(Dataset items)

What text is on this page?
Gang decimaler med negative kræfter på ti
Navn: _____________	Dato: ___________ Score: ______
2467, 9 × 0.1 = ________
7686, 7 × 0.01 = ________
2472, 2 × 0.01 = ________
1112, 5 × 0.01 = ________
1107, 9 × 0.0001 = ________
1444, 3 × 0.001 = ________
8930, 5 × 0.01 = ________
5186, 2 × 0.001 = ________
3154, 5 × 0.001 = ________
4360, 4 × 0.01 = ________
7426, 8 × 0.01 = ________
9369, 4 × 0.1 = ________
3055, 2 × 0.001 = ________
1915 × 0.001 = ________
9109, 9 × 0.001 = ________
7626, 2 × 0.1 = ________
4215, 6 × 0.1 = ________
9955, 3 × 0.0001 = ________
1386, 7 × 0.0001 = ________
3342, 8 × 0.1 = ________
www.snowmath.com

Problem description =>
Write out the data again, exactly and in full.

Solved problem =>
What text is on this page?
Gang decimaler med negative kræfter på ti
Navn: _____________	Dato: ___________ Score: ______
2467, 9 × 0.1 = ________
7686, 7 × 0.01 = ________
2472, 2 × 0.01 = ________
1112, 5 × 0.01 = ________
1107, 9 × 0.0001 = ________
1444, 3 × 0.001 = ________
8930, 5 × 0.01 = ________
5186, 2 × 0.001 = ________
3154, 5 × 0.001 = ________
4360, 4 × 0.01 = ________
7426, 8 × 0.01 = ________
9369, 4 × 0.1 = ________
3055, 2 × 0.001 = ________
1915 × 0.001 = ________
9109, 9 × 0.001 = ________
7626, 2 × 0.1 = ________
4215, 6 × 0.1 = ________
9955, 3 × 0.0001 = ________
1386, 7 × 0.0001 = ________
3342, 8 × 0.1 = ________
www.snowmath.com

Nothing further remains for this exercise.